Task description
Transcribe every line of the listing below without any deviation.

Items from a figure collection
======

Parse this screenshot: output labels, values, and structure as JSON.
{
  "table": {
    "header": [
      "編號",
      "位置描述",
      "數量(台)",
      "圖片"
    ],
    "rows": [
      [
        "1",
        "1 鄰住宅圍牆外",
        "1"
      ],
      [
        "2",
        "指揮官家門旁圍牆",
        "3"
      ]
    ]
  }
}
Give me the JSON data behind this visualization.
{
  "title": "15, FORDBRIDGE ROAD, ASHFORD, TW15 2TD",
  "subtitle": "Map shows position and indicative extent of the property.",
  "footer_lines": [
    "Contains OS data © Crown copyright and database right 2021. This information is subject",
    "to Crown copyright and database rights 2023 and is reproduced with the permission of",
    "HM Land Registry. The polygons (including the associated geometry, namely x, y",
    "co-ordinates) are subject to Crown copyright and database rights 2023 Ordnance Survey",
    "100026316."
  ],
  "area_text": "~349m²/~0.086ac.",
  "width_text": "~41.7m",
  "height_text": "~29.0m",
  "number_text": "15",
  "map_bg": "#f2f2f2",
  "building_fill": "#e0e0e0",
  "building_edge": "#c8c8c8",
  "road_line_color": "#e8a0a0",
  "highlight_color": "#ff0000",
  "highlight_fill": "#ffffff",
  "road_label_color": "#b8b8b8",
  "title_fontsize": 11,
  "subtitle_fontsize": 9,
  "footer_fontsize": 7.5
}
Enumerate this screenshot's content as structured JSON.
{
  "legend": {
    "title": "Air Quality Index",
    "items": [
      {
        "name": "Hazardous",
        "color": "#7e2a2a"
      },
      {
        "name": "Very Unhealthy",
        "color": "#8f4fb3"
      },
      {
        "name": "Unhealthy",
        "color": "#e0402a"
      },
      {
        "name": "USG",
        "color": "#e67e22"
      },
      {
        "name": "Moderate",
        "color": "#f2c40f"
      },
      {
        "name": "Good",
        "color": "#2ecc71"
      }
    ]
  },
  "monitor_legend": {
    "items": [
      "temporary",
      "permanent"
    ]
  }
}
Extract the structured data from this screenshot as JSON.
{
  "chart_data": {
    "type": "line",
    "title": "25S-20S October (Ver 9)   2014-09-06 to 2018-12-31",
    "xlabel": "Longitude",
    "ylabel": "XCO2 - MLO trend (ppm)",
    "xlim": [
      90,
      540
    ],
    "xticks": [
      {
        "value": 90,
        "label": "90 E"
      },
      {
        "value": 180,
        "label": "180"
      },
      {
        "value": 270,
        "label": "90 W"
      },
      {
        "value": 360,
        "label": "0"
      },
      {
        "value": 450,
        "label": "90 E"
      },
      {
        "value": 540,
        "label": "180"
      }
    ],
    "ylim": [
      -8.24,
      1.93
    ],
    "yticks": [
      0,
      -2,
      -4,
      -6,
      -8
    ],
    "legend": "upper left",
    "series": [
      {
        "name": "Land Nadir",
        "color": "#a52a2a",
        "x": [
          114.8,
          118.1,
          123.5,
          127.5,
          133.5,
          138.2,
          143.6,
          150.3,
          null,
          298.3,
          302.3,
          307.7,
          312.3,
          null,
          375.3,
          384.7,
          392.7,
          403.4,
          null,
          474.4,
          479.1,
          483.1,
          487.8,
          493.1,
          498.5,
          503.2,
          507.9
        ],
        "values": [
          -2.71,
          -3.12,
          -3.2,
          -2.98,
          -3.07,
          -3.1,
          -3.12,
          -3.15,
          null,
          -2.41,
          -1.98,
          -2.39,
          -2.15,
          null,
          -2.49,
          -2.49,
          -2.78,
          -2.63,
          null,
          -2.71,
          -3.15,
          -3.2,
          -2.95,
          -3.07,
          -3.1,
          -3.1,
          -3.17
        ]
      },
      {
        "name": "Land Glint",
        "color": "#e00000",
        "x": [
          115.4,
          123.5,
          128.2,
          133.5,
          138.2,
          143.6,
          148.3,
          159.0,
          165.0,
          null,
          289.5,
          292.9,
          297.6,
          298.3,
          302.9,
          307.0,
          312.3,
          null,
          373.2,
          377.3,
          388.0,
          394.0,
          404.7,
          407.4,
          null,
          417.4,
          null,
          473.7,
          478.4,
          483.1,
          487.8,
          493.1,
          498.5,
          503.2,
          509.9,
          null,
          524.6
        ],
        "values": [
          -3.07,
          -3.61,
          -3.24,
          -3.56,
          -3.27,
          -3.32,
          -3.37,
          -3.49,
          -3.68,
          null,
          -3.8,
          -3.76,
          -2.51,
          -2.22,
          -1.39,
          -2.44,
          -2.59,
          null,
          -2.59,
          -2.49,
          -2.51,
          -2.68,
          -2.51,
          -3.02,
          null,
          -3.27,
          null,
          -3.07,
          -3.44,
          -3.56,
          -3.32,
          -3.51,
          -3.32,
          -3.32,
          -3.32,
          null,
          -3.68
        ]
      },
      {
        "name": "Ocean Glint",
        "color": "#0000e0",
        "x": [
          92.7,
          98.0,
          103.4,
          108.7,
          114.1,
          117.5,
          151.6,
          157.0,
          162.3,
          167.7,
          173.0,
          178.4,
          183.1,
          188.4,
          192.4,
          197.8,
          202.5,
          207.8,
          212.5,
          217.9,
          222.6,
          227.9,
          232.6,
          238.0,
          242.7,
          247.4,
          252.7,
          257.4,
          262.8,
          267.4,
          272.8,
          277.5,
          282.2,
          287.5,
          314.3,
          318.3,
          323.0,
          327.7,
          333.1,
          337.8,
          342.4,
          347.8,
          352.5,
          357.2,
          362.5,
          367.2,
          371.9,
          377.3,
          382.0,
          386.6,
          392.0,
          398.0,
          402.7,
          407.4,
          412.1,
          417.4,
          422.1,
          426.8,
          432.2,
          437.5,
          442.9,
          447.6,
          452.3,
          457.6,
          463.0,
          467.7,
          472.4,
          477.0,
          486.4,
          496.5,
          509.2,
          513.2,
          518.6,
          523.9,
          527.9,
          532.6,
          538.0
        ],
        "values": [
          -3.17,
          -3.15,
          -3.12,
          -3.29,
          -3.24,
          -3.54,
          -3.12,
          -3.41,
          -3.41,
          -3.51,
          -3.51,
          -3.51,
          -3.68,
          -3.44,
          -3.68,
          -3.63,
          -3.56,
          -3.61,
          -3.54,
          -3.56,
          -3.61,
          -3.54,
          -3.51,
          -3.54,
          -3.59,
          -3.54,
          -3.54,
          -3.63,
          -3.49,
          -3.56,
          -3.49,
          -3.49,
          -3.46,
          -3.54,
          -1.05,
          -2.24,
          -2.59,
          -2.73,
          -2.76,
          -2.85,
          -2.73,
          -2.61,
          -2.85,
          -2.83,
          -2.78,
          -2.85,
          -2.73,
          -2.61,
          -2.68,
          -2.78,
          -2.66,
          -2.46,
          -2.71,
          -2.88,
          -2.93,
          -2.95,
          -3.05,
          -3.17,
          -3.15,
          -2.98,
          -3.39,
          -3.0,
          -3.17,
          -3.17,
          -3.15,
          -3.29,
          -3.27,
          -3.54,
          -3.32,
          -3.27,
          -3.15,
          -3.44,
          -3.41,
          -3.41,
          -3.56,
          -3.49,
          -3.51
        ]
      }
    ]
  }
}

======

Response for this exercise
Parse this screenshot: output labels, values, and structure as JSON.
{
  "table": {
    "header": [
      "編號",
      "位置描述",
      "數量(台)",
      "圖片"
    ],
    "rows": [
      [
        "1",
        "1 鄰住宅圍牆外",
        "1"
      ],
      [
        "2",
        "指揮官家門旁圍牆",
        "3"
      ]
    ]
  }
}
Give me the JSON data behind this visualization.
{
  "title": "15, FORDBRIDGE ROAD, ASHFORD, TW15 2TD",
  "subtitle": "Map shows position and indicative extent of the property.",
  "footer_lines": [
    "Contains OS data © Crown copyright and database right 2021. This information is subject",
    "to Crown copyright and database rights 2023 and is reproduced with the permission of",
    "HM Land Registry. The polygons (including the associated geometry, namely x, y",
    "co-ordinates) are subject to Crown copyright and database rights 2023 Ordnance Survey",
    "100026316."
  ],
  "area_text": "~349m²/~0.086ac.",
  "width_text": "~41.7m",
  "height_text": "~29.0m",
  "number_text": "15",
  "map_bg": "#f2f2f2",
  "building_fill": "#e0e0e0",
  "building_edge": "#c8c8c8",
  "road_line_color": "#e8a0a0",
  "highlight_color": "#ff0000",
  "highlight_fill": "#ffffff",
  "road_label_color": "#b8b8b8",
  "title_fontsize": 11,
  "subtitle_fontsize": 9,
  "footer_fontsize": 7.5
}
Enumerate this screenshot's content as structured JSON.
{
  "legend": {
    "title": "Air Quality Index",
    "items": [
      {
        "name": "Hazardous",
        "color": "#7e2a2a"
      },
      {
        "name": "Very Unhealthy",
        "color": "#8f4fb3"
      },
      {
        "name": "Unhealthy",
        "color": "#e0402a"
      },
      {
        "name": "USG",
        "color": "#e67e22"
      },
      {
        "name": "Moderate",
        "color": "#f2c40f"
      },
      {
        "name": "Good",
        "color": "#2ecc71"
      }
    ]
  },
  "monitor_legend": {
    "items": [
      "temporary",
      "permanent"
    ]
  }
}
Extract the structured data from this screenshot as JSON.
{
  "chart_data": {
    "type": "line",
    "title": "25S-20S October (Ver 9)   2014-09-06 to 2018-12-31",
    "xlabel": "Longitude",
    "ylabel": "XCO2 - MLO trend (ppm)",
    "xlim": [
      90,
      540
    ],
    "xticks": [
      {
        "value": 90,
        "label": "90 E"
      },
      {
        "value": 180,
        "label": "180"
      },
      {
        "value": 270,
        "label": "90 W"
      },
      {
        "value": 360,
        "label": "0"
      },
      {
        "value": 450,
        "label": "90 E"
      },
      {
        "value": 540,
        "label": "180"
      }
    ],
    "ylim": [
      -8.24,
      1.93
    ],
    "yticks": [
      0,
      -2,
      -4,
      -6,
      -8
    ],
    "legend": "upper left",
    "series": [
      {
        "name": "Land Nadir",
        "color": "#a52a2a",
        "x": [
          114.8,
          118.1,
          123.5,
          127.5,
          133.5,
          138.2,
          143.6,
          150.3,
          null,
          298.3,
          302.3,
          307.7,
          312.3,
          null,
          375.3,
          384.7,
          392.7,
          403.4,
          null,
          474.4,
          479.1,
          483.1,
          487.8,
          493.1,
          498.5,
          503.2,
          507.9
        ],
        "values": [
          -2.71,
          -3.12,
          -3.2,
          -2.98,
          -3.07,
          -3.1,
          -3.12,
          -3.15,
          null,
          -2.41,
          -1.98,
          -2.39,
          -2.15,
          null,
          -2.49,
          -2.49,
          -2.78,
          -2.63,
          null,
          -2.71,
          -3.15,
          -3.2,
          -2.95,
          -3.07,
          -3.1,
          -3.1,
          -3.17
        ]
      },
      {
        "name": "Land Glint",
        "color": "#e00000",
        "x": [
          115.4,
          123.5,
          128.2,
          133.5,
          138.2,
          143.6,
          148.3,
          159.0,
          165.0,
          null,
          289.5,
          292.9,
          297.6,
          298.3,
          302.9,
          307.0,
          312.3,
          null,
          373.2,
          377.3,
          388.0,
          394.0,
          404.7,
          407.4,
          null,
          417.4,
          null,
          473.7,
          478.4,
          483.1,
          487.8,
          493.1,
          498.5,
          503.2,
          509.9,
          null,
          524.6
        ],
        "values": [
          -3.07,
          -3.61,
          -3.24,
          -3.56,
          -3.27,
          -3.32,
          -3.37,
          -3.49,
          -3.68,
          null,
          -3.8,
          -3.76,
          -2.51,
          -2.22,
          -1.39,
          -2.44,
          -2.59,
          null,
          -2.59,
          -2.49,
          -2.51,
          -2.68,
          -2.51,
          -3.02,
          null,
          -3.27,
          null,
          -3.07,
          -3.44,
          -3.56,
          -3.32,
          -3.51,
          -3.32,
          -3.32,
          -3.32,
          null,
          -3.68
        ]
      },
      {
        "name": "Ocean Glint",
        "color": "#0000e0",
        "x": [
          92.7,
          98.0,
          103.4,
          108.7,
          114.1,
          117.5,
          151.6,
          157.0,
          162.3,
          167.7,
          173.0,
          178.4,
          183.1,
          188.4,
          192.4,
          197.8,
          202.5,
          207.8,
          212.5,
          217.9,
          222.6,
          227.9,
          232.6,
          238.0,
          242.7,
          247.4,
          252.7,
          257.4,
          262.8,
          267.4,
          272.8,
          277.5,
          282.2,
          287.5,
          314.3,
          318.3,
          323.0,
          327.7,
          333.1,
          337.8,
          342.4,
          347.8,
          352.5,
          357.2,
          362.5,
          367.2,
          371.9,
          377.3,
          382.0,
          386.6,
          392.0,
          398.0,
          402.7,
          407.4,
          412.1,
          417.4,
          422.1,
          426.8,
          432.2,
          437.5,
          442.9,
          447.6,
          452.3,
          457.6,
          463.0,
          467.7,
          472.4,
          477.0,
          486.4,
          496.5,
          509.2,
          513.2,
          518.6,
          523.9,
          527.9,
          532.6,
          538.0
        ],
        "values": [
          -3.17,
          -3.15,
          -3.12,
          -3.29,
          -3.24,
          -3.54,
          -3.12,
          -3.41,
          -3.41,
          -3.51,
          -3.51,
          -3.51,
          -3.68,
          -3.44,
          -3.68,
          -3.63,
          -3.56,
          -3.61,
          -3.54,
          -3.56,
          -3.61,
          -3.54,
          -3.51,
          -3.54,
          -3.59,
          -3.54,
          -3.54,
          -3.63,
          -3.49,
          -3.56,
          -3.49,
          -3.49,
          -3.46,
          -3.54,
          -1.05,
          -2.24,
          -2.59,
          -2.73,
          -2.76,
          -2.85,
          -2.73,
          -2.61,
          -2.85,
          -2.83,
          -2.78,
          -2.85,
          -2.73,
          -2.61,
          -2.68,
          -2.78,
          -2.66,
          -2.46,
          -2.71,
          -2.88,
          -2.93,
          -2.95,
          -3.05,
          -3.17,
          -3.15,
          -2.98,
          -3.39,
          -3.0,
          -3.17,
          -3.17,
          -3.15,
          -3.29,
          -3.27,
          -3.54,
          -3.32,
          -3.27,
          -3.15,
          -3.44,
          -3.41,
          -3.41,
          -3.56,
          -3.49,
          -3.51
        ]
      }
    ]
  }
}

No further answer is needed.